— start of Exercise inputs —

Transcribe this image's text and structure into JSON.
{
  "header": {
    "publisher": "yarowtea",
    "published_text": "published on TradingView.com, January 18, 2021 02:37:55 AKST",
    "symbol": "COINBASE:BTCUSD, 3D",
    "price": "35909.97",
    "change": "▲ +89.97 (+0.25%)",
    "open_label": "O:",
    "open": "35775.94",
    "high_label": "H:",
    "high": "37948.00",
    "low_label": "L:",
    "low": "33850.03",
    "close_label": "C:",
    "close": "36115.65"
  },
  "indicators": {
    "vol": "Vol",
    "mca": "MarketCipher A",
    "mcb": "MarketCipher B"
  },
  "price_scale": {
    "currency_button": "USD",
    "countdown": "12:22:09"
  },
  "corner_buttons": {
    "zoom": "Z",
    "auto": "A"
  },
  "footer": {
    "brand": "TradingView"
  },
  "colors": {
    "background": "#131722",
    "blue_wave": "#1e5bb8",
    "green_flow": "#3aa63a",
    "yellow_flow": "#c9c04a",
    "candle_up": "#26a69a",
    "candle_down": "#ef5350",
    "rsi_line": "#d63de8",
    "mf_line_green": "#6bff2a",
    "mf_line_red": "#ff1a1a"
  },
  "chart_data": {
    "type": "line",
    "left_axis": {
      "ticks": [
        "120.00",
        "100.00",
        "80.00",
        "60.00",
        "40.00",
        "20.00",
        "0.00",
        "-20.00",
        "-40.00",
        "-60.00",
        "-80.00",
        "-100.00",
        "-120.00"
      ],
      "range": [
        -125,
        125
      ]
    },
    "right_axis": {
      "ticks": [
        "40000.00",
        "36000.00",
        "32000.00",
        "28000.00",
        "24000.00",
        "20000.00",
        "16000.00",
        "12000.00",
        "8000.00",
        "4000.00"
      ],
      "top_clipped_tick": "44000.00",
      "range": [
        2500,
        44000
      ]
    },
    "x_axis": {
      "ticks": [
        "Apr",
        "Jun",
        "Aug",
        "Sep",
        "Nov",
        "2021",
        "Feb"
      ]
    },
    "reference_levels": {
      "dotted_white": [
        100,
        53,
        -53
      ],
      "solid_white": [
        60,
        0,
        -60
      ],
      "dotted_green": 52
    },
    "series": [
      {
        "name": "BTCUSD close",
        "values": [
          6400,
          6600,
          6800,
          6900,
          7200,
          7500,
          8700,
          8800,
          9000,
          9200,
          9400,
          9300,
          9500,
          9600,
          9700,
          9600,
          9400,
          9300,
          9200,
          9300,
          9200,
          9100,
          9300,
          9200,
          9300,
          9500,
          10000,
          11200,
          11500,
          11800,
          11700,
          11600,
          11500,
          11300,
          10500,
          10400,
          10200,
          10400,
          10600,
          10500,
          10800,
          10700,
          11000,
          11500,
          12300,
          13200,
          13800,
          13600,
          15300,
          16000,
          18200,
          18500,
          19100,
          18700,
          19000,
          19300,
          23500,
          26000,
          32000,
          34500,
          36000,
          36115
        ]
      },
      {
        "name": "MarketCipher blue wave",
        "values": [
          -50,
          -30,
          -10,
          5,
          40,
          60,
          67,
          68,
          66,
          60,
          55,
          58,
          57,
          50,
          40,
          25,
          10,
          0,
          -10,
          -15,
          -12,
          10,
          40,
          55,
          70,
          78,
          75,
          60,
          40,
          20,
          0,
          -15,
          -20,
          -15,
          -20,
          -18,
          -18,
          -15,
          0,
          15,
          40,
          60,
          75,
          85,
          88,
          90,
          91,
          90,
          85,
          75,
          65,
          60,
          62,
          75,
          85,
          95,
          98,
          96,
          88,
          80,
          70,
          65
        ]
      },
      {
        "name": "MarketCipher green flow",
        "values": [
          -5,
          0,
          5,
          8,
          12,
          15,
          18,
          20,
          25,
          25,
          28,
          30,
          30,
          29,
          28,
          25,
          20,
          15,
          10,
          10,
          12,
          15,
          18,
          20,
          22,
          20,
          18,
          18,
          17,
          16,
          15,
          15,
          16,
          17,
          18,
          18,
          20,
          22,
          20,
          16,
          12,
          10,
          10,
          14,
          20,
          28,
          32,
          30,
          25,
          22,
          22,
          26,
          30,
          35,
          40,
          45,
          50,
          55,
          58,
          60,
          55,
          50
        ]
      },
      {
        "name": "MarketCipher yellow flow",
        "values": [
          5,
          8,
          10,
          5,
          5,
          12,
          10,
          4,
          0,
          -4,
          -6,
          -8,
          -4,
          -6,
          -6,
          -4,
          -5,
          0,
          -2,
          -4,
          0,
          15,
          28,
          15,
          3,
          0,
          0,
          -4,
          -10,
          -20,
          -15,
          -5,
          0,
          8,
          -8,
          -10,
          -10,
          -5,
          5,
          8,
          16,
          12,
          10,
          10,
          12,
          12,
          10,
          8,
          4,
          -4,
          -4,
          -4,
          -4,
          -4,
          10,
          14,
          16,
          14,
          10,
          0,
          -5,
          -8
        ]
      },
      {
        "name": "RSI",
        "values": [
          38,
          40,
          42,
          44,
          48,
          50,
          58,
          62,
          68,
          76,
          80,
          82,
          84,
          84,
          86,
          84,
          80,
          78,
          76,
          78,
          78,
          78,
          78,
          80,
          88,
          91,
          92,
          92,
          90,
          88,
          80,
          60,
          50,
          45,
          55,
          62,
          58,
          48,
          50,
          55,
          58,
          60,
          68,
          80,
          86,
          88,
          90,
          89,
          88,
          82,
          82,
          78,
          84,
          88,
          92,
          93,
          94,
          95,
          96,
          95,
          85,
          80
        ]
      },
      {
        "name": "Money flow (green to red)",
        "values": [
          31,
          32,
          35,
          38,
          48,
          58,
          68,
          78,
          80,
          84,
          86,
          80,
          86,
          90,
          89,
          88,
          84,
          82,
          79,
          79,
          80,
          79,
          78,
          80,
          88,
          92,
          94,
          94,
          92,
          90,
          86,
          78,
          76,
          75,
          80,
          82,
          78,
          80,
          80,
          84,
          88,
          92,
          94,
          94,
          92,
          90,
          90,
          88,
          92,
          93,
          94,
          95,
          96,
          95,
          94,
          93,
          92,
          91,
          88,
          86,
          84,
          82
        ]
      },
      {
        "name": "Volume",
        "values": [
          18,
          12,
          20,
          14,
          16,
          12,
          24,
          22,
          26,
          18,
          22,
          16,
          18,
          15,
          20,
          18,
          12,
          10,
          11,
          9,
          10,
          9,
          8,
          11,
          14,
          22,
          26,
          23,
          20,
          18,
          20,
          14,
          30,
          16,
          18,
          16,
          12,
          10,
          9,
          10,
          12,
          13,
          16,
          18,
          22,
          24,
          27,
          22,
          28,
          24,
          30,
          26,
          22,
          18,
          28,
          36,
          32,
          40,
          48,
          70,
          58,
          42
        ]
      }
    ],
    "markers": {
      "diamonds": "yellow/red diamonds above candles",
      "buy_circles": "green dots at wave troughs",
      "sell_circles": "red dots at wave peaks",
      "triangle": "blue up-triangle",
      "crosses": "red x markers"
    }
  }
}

— end of Exercise inputs —

> Problem to solve: Quote each line of the listing above exactly.

> Solved exercise:
Transcribe this image's text and structure into JSON.
{
  "header": {
    "publisher": "yarowtea",
    "published_text": "published on TradingView.com, January 18, 2021 02:37:55 AKST",
    "symbol": "COINBASE:BTCUSD, 3D",
    "price": "35909.97",
    "change": "▲ +89.97 (+0.25%)",
    "open_label": "O:",
    "open": "35775.94",
    "high_label": "H:",
    "high": "37948.00",
    "low_label": "L:",
    "low": "33850.03",
    "close_label": "C:",
    "close": "36115.65"
  },
  "indicators": {
    "vol": "Vol",
    "mca": "MarketCipher A",
    "mcb": "MarketCipher B"
  },
  "price_scale": {
    "currency_button": "USD",
    "countdown": "12:22:09"
  },
  "corner_buttons": {
    "zoom": "Z",
    "auto": "A"
  },
  "footer": {
    "brand": "TradingView"
  },
  "colors": {
    "background": "#131722",
    "blue_wave": "#1e5bb8",
    "green_flow": "#3aa63a",
    "yellow_flow": "#c9c04a",
    "candle_up": "#26a69a",
    "candle_down": "#ef5350",
    "rsi_line": "#d63de8",
    "mf_line_green": "#6bff2a",
    "mf_line_red": "#ff1a1a"
  },
  "chart_data": {
    "type": "line",
    "left_axis": {
      "ticks": [
        "120.00",
        "100.00",
        "80.00",
        "60.00",
        "40.00",
        "20.00",
        "0.00",
        "-20.00",
        "-40.00",
        "-60.00",
        "-80.00",
        "-100.00",
        "-120.00"
      ],
      "range": [
        -125,
        125
      ]
    },
    "right_axis": {
      "ticks": [
        "40000.00",
        "36000.00",
        "32000.00",
        "28000.00",
        "24000.00",
        "20000.00",
        "16000.00",
        "12000.00",
        "8000.00",
        "4000.00"
      ],
      "top_clipped_tick": "44000.00",
      "range": [
        2500,
        44000
      ]
    },
    "x_axis": {
      "ticks": [
        "Apr",
        "Jun",
        "Aug",
        "Sep",
        "Nov",
        "2021",
        "Feb"
      ]
    },
    "reference_levels": {
      "dotted_white": [
        100,
        53,
        -53
      ],
      "solid_white": [
        60,
        0,
        -60
      ],
      "dotted_green": 52
    },
    "series": [
      {
        "name": "BTCUSD close",
        "values": [
          6400,
          6600,
          6800,
          6900,
          7200,
          7500,
          8700,
          8800,
          9000,
          9200,
          9400,
          9300,
          9500,
          9600,
          9700,
          9600,
          9400,
          9300,
          9200,
          9300,
          9200,
          9100,
          9300,
          9200,
          9300,
          9500,
          10000,
          11200,
          11500,
          11800,
          11700,
          11600,
          11500,
          11300,
          10500,
          10400,
          10200,
          10400,
          10600,
          10500,
          10800,
          10700,
          11000,
          11500,
          12300,
          13200,
          13800,
          13600,
          15300,
          16000,
          18200,
          18500,
          19100,
          18700,
          19000,
          19300,
          23500,
          26000,
          32000,
          34500,
          36000,
          36115
        ]
      },
      {
        "name": "MarketCipher blue wave",
        "values": [
          -50,
          -30,
          -10,
          5,
          40,
          60,
          67,
          68,
          66,
          60,
          55,
          58,
          57,
          50,
          40,
          25,
          10,
          0,
          -10,
          -15,
          -12,
          10,
          40,
          55,
          70,
          78,
          75,
          60,
          40,
          20,
          0,
          -15,
          -20,
          -15,
          -20,
          -18,
          -18,
          -15,
          0,
          15,
          40,
          60,
          75,
          85,
          88,
          90,
          91,
          90,
          85,
          75,
          65,
          60,
          62,
          75,
          85,
          95,
          98,
          96,
          88,
          80,
          70,
          65
        ]
      },
      {
        "name": "MarketCipher green flow",
        "values": [
          -5,
          0,
          5,
          8,
          12,
          15,
          18,
          20,
          25,
          25,
          28,
          30,
          30,
          29,
          28,
          25,
          20,
          15,
          10,
          10,
          12,
          15,
          18,
          20,
          22,
          20,
          18,
          18,
          17,
          16,
          15,
          15,
          16,
          17,
          18,
          18,
          20,
          22,
          20,
          16,
          12,
          10,
          10,
          14,
          20,
          28,
          32,
          30,
          25,
          22,
          22,
          26,
          30,
          35,
          40,
          45,
          50,
          55,
          58,
          60,
          55,
          50
        ]
      },
      {
        "name": "MarketCipher yellow flow",
        "values": [
          5,
          8,
          10,
          5,
          5,
          12,
          10,
          4,
          0,
          -4,
          -6,
          -8,
          -4,
          -6,
          -6,
          -4,
          -5,
          0,
          -2,
          -4,
          0,
          15,
          28,
          15,
          3,
          0,
          0,
          -4,
          -10,
          -20,
          -15,
          -5,
          0,
          8,
          -8,
          -10,
          -10,
          -5,
          5,
          8,
          16,
          12,
          10,
          10,
          12,
          12,
          10,
          8,
          4,
          -4,
          -4,
          -4,
          -4,
          -4,
          10,
          14,
          16,
          14,
          10,
          0,
          -5,
          -8
        ]
      },
      {
        "name": "RSI",
        "values": [
          38,
          40,
          42,
          44,
          48,
          50,
          58,
          62,
          68,
          76,
          80,
          82,
          84,
          84,
          86,
          84,
          80,
          78,
          76,
          78,
          78,
          78,
          78,
          80,
          88,
          91,
          92,
          92,
          90,
          88,
          80,
          60,
          50,
          45,
          55,
          62,
          58,
          48,
          50,
          55,
          58,
          60,
          68,
          80,
          86,
          88,
          90,
          89,
          88,
          82,
          82,
          78,
          84,
          88,
          92,
          93,
          94,
          95,
          96,
          95,
          85,
          80
        ]
      },
      {
        "name": "Money flow (green to red)",
        "values": [
          31,
          32,
          35,
          38,
          48,
          58,
          68,
          78,
          80,
          84,
          86,
          80,
          86,
          90,
          89,
          88,
          84,
          82,
          79,
          79,
          80,
          79,
          78,
          80,
          88,
          92,
          94,
          94,
          92,
          90,
          86,
          78,
          76,
          75,
          80,
          82,
          78,
          80,
          80,
          84,
          88,
          92,
          94,
          94,
          92,
          90,
          90,
          88,
          92,
          93,
          94,
          95,
          96,
          95,
          94,
          93,
          92,
          91,
          88,
          86,
          84,
          82
        ]
      },
      {
        "name": "Volume",
        "values": [
          18,
          12,
          20,
          14,
          16,
          12,
          24,
          22,
          26,
          18,
          22,
          16,
          18,
          15,
          20,
          18,
          12,
          10,
          11,
          9,
          10,
          9,
          8,
          11,
          14,
          22,
          26,
          23,
          20,
          18,
          20,
          14,
          30,
          16,
          18,
          16,
          12,
          10,
          9,
          10,
          12,
          13,
          16,
          18,
          22,
          24,
          27,
          22,
          28,
          24,
          30,
          26,
          22,
          18,
          28,
          36,
          32,
          40,
          48,
          70,
          58,
          42
        ]
      }
    ],
    "markers": {
      "diamonds": "yellow/red diamonds above candles",
      "buy_circles": "green dots at wave troughs",
      "sell_circles": "red dots at wave peaks",
      "triangle": "blue up-triangle",
      "crosses": "red x markers"
    }
  }
}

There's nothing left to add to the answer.